■ What is expected: Reproduce every entry that follows word for word, but omit the images.

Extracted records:
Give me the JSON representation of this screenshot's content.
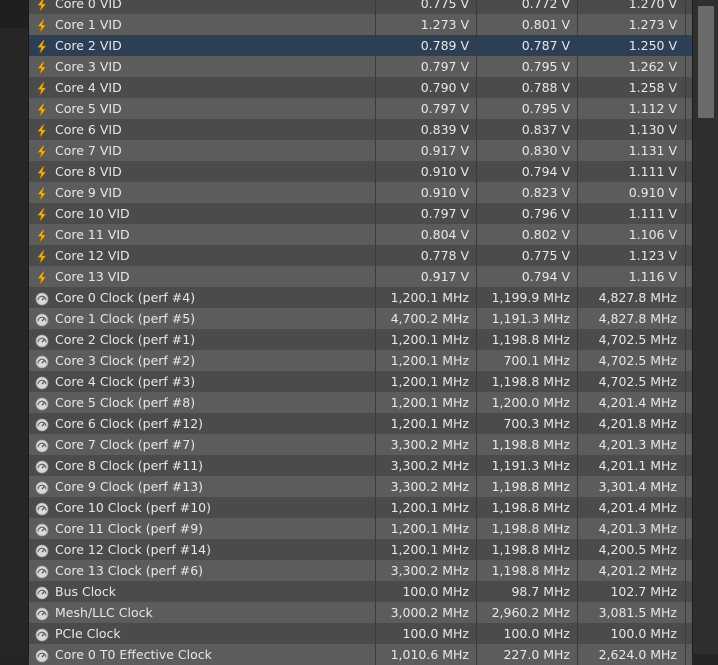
{
  "colors": {
    "row_odd": "#4b4b4b",
    "row_even": "#5c5c5c",
    "row_selected": "#2d3f55",
    "text": "#e8e8e8",
    "bolt_icon": "#f2b320",
    "clock_icon": "#d9d9d9"
  },
  "rows": [
    {
      "name": "Core 0 VID",
      "icon": "lightning-bolt-icon",
      "v1": "0.775 V",
      "v2": "0.772 V",
      "v3": "1.270 V"
    },
    {
      "name": "Core 1 VID",
      "icon": "lightning-bolt-icon",
      "v1": "1.273 V",
      "v2": "0.801 V",
      "v3": "1.273 V"
    },
    {
      "name": "Core 2 VID",
      "icon": "lightning-bolt-icon",
      "v1": "0.789 V",
      "v2": "0.787 V",
      "v3": "1.250 V",
      "selected": true
    },
    {
      "name": "Core 3 VID",
      "icon": "lightning-bolt-icon",
      "v1": "0.797 V",
      "v2": "0.795 V",
      "v3": "1.262 V"
    },
    {
      "name": "Core 4 VID",
      "icon": "lightning-bolt-icon",
      "v1": "0.790 V",
      "v2": "0.788 V",
      "v3": "1.258 V"
    },
    {
      "name": "Core 5 VID",
      "icon": "lightning-bolt-icon",
      "v1": "0.797 V",
      "v2": "0.795 V",
      "v3": "1.112 V"
    },
    {
      "name": "Core 6 VID",
      "icon": "lightning-bolt-icon",
      "v1": "0.839 V",
      "v2": "0.837 V",
      "v3": "1.130 V"
    },
    {
      "name": "Core 7 VID",
      "icon": "lightning-bolt-icon",
      "v1": "0.917 V",
      "v2": "0.830 V",
      "v3": "1.131 V"
    },
    {
      "name": "Core 8 VID",
      "icon": "lightning-bolt-icon",
      "v1": "0.910 V",
      "v2": "0.794 V",
      "v3": "1.111 V"
    },
    {
      "name": "Core 9 VID",
      "icon": "lightning-bolt-icon",
      "v1": "0.910 V",
      "v2": "0.823 V",
      "v3": "0.910 V"
    },
    {
      "name": "Core 10 VID",
      "icon": "lightning-bolt-icon",
      "v1": "0.797 V",
      "v2": "0.796 V",
      "v3": "1.111 V"
    },
    {
      "name": "Core 11 VID",
      "icon": "lightning-bolt-icon",
      "v1": "0.804 V",
      "v2": "0.802 V",
      "v3": "1.106 V"
    },
    {
      "name": "Core 12 VID",
      "icon": "lightning-bolt-icon",
      "v1": "0.778 V",
      "v2": "0.775 V",
      "v3": "1.123 V"
    },
    {
      "name": "Core 13 VID",
      "icon": "lightning-bolt-icon",
      "v1": "0.917 V",
      "v2": "0.794 V",
      "v3": "1.116 V"
    },
    {
      "name": "Core 0 Clock (perf #4)",
      "icon": "clock-gauge-icon",
      "v1": "1,200.1 MHz",
      "v2": "1,199.9 MHz",
      "v3": "4,827.8 MHz"
    },
    {
      "name": "Core 1 Clock (perf #5)",
      "icon": "clock-gauge-icon",
      "v1": "4,700.2 MHz",
      "v2": "1,191.3 MHz",
      "v3": "4,827.8 MHz"
    },
    {
      "name": "Core 2 Clock (perf #1)",
      "icon": "clock-gauge-icon",
      "v1": "1,200.1 MHz",
      "v2": "1,198.8 MHz",
      "v3": "4,702.5 MHz"
    },
    {
      "name": "Core 3 Clock (perf #2)",
      "icon": "clock-gauge-icon",
      "v1": "1,200.1 MHz",
      "v2": "700.1 MHz",
      "v3": "4,702.5 MHz"
    },
    {
      "name": "Core 4 Clock (perf #3)",
      "icon": "clock-gauge-icon",
      "v1": "1,200.1 MHz",
      "v2": "1,198.8 MHz",
      "v3": "4,702.5 MHz"
    },
    {
      "name": "Core 5 Clock (perf #8)",
      "icon": "clock-gauge-icon",
      "v1": "1,200.1 MHz",
      "v2": "1,200.0 MHz",
      "v3": "4,201.4 MHz"
    },
    {
      "name": "Core 6 Clock (perf #12)",
      "icon": "clock-gauge-icon",
      "v1": "1,200.1 MHz",
      "v2": "700.3 MHz",
      "v3": "4,201.8 MHz"
    },
    {
      "name": "Core 7 Clock (perf #7)",
      "icon": "clock-gauge-icon",
      "v1": "3,300.2 MHz",
      "v2": "1,198.8 MHz",
      "v3": "4,201.3 MHz"
    },
    {
      "name": "Core 8 Clock (perf #11)",
      "icon": "clock-gauge-icon",
      "v1": "3,300.2 MHz",
      "v2": "1,191.3 MHz",
      "v3": "4,201.1 MHz"
    },
    {
      "name": "Core 9 Clock (perf #13)",
      "icon": "clock-gauge-icon",
      "v1": "3,300.2 MHz",
      "v2": "1,198.8 MHz",
      "v3": "3,301.4 MHz"
    },
    {
      "name": "Core 10 Clock (perf #10)",
      "icon": "clock-gauge-icon",
      "v1": "1,200.1 MHz",
      "v2": "1,198.8 MHz",
      "v3": "4,201.4 MHz"
    },
    {
      "name": "Core 11 Clock (perf #9)",
      "icon": "clock-gauge-icon",
      "v1": "1,200.1 MHz",
      "v2": "1,198.8 MHz",
      "v3": "4,201.3 MHz"
    },
    {
      "name": "Core 12 Clock (perf #14)",
      "icon": "clock-gauge-icon",
      "v1": "1,200.1 MHz",
      "v2": "1,198.8 MHz",
      "v3": "4,200.5 MHz"
    },
    {
      "name": "Core 13 Clock (perf #6)",
      "icon": "clock-gauge-icon",
      "v1": "3,300.2 MHz",
      "v2": "1,198.8 MHz",
      "v3": "4,201.2 MHz"
    },
    {
      "name": "Bus Clock",
      "icon": "clock-gauge-icon",
      "v1": "100.0 MHz",
      "v2": "98.7 MHz",
      "v3": "102.7 MHz"
    },
    {
      "name": "Mesh/LLC Clock",
      "icon": "clock-gauge-icon",
      "v1": "3,000.2 MHz",
      "v2": "2,960.2 MHz",
      "v3": "3,081.5 MHz"
    },
    {
      "name": "PCIe Clock",
      "icon": "clock-gauge-icon",
      "v1": "100.0 MHz",
      "v2": "100.0 MHz",
      "v3": "100.0 MHz"
    },
    {
      "name": "Core 0 T0 Effective Clock",
      "icon": "clock-gauge-icon",
      "v1": "1,010.6 MHz",
      "v2": "227.0 MHz",
      "v3": "2,624.0 MHz"
    }
  ]
}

■ Expected output:
Give me the JSON representation of this screenshot's content.
{
  "colors": {
    "row_odd": "#4b4b4b",
    "row_even": "#5c5c5c",
    "row_selected": "#2d3f55",
    "text": "#e8e8e8",
    "bolt_icon": "#f2b320",
    "clock_icon": "#d9d9d9"
  },
  "rows": [
    {
      "name": "Core 0 VID",
      "icon": "lightning-bolt-icon",
      "v1": "0.775 V",
      "v2": "0.772 V",
      "v3": "1.270 V"
    },
    {
      "name": "Core 1 VID",
      "icon": "lightning-bolt-icon",
      "v1": "1.273 V",
      "v2": "0.801 V",
      "v3": "1.273 V"
    },
    {
      "name": "Core 2 VID",
      "icon": "lightning-bolt-icon",
      "v1": "0.789 V",
      "v2": "0.787 V",
      "v3": "1.250 V",
      "selected": true
    },
    {
      "name": "Core 3 VID",
      "icon": "lightning-bolt-icon",
      "v1": "0.797 V",
      "v2": "0.795 V",
      "v3": "1.262 V"
    },
    {
      "name": "Core 4 VID",
      "icon": "lightning-bolt-icon",
      "v1": "0.790 V",
      "v2": "0.788 V",
      "v3": "1.258 V"
    },
    {
      "name": "Core 5 VID",
      "icon": "lightning-bolt-icon",
      "v1": "0.797 V",
      "v2": "0.795 V",
      "v3": "1.112 V"
    },
    {
      "name": "Core 6 VID",
      "icon": "lightning-bolt-icon",
      "v1": "0.839 V",
      "v2": "0.837 V",
      "v3": "1.130 V"
    },
    {
      "name": "Core 7 VID",
      "icon": "lightning-bolt-icon",
      "v1": "0.917 V",
      "v2": "0.830 V",
      "v3": "1.131 V"
    },
    {
      "name": "Core 8 VID",
      "icon": "lightning-bolt-icon",
      "v1": "0.910 V",
      "v2": "0.794 V",
      "v3": "1.111 V"
    },
    {
      "name": "Core 9 VID",
      "icon": "lightning-bolt-icon",
      "v1": "0.910 V",
      "v2": "0.823 V",
      "v3": "0.910 V"
    },
    {
      "name": "Core 10 VID",
      "icon": "lightning-bolt-icon",
      "v1": "0.797 V",
      "v2": "0.796 V",
      "v3": "1.111 V"
    },
    {
      "name": "Core 11 VID",
      "icon": "lightning-bolt-icon",
      "v1": "0.804 V",
      "v2": "0.802 V",
      "v3": "1.106 V"
    },
    {
      "name": "Core 12 VID",
      "icon": "lightning-bolt-icon",
      "v1": "0.778 V",
      "v2": "0.775 V",
      "v3": "1.123 V"
    },
    {
      "name": "Core 13 VID",
      "icon": "lightning-bolt-icon",
      "v1": "0.917 V",
      "v2": "0.794 V",
      "v3": "1.116 V"
    },
    {
      "name": "Core 0 Clock (perf #4)",
      "icon": "clock-gauge-icon",
      "v1": "1,200.1 MHz",
      "v2": "1,199.9 MHz",
      "v3": "4,827.8 MHz"
    },
    {
      "name": "Core 1 Clock (perf #5)",
      "icon": "clock-gauge-icon",
      "v1": "4,700.2 MHz",
      "v2": "1,191.3 MHz",
      "v3": "4,827.8 MHz"
    },
    {
      "name": "Core 2 Clock (perf #1)",
      "icon": "clock-gauge-icon",
      "v1": "1,200.1 MHz",
      "v2": "1,198.8 MHz",
      "v3": "4,702.5 MHz"
    },
    {
      "name": "Core 3 Clock (perf #2)",
      "icon": "clock-gauge-icon",
      "v1": "1,200.1 MHz",
      "v2": "700.1 MHz",
      "v3": "4,702.5 MHz"
    },
    {
      "name": "Core 4 Clock (perf #3)",
      "icon": "clock-gauge-icon",
      "v1": "1,200.1 MHz",
      "v2": "1,198.8 MHz",
      "v3": "4,702.5 MHz"
    },
    {
      "name": "Core 5 Clock (perf #8)",
      "icon": "clock-gauge-icon",
      "v1": "1,200.1 MHz",
      "v2": "1,200.0 MHz",
      "v3": "4,201.4 MHz"
    },
    {
      "name": "Core 6 Clock (perf #12)",
      "icon": "clock-gauge-icon",
      "v1": "1,200.1 MHz",
      "v2": "700.3 MHz",
      "v3": "4,201.8 MHz"
    },
    {
      "name": "Core 7 Clock (perf #7)",
      "icon": "clock-gauge-icon",
      "v1": "3,300.2 MHz",
      "v2": "1,198.8 MHz",
      "v3": "4,201.3 MHz"
    },
    {
      "name": "Core 8 Clock (perf #11)",
      "icon": "clock-gauge-icon",
      "v1": "3,300.2 MHz",
      "v2": "1,191.3 MHz",
      "v3": "4,201.1 MHz"
    },
    {
      "name": "Core 9 Clock (perf #13)",
      "icon": "clock-gauge-icon",
      "v1": "3,300.2 MHz",
      "v2": "1,198.8 MHz",
      "v3": "3,301.4 MHz"
    },
    {
      "name": "Core 10 Clock (perf #10)",
      "icon": "clock-gauge-icon",
      "v1": "1,200.1 MHz",
      "v2": "1,198.8 MHz",
      "v3": "4,201.4 MHz"
    },
    {
      "name": "Core 11 Clock (perf #9)",
      "icon": "clock-gauge-icon",
      "v1": "1,200.1 MHz",
      "v2": "1,198.8 MHz",
      "v3": "4,201.3 MHz"
    },
    {
      "name": "Core 12 Clock (perf #14)",
      "icon": "clock-gauge-icon",
      "v1": "1,200.1 MHz",
      "v2": "1,198.8 MHz",
      "v3": "4,200.5 MHz"
    },
    {
      "name": "Core 13 Clock (perf #6)",
      "icon": "clock-gauge-icon",
      "v1": "3,300.2 MHz",
      "v2": "1,198.8 MHz",
      "v3": "4,201.2 MHz"
    },
    {
      "name": "Bus Clock",
      "icon": "clock-gauge-icon",
      "v1": "100.0 MHz",
      "v2": "98.7 MHz",
      "v3": "102.7 MHz"
    },
    {
      "name": "Mesh/LLC Clock",
      "icon": "clock-gauge-icon",
      "v1": "3,000.2 MHz",
      "v2": "2,960.2 MHz",
      "v3": "3,081.5 MHz"
    },
    {
      "name": "PCIe Clock",
      "icon": "clock-gauge-icon",
      "v1": "100.0 MHz",
      "v2": "100.0 MHz",
      "v3": "100.0 MHz"
    },
    {
      "name": "Core 0 T0 Effective Clock",
      "icon": "clock-gauge-icon",
      "v1": "1,010.6 MHz",
      "v2": "227.0 MHz",
      "v3": "2,624.0 MHz"
    }
  ]
}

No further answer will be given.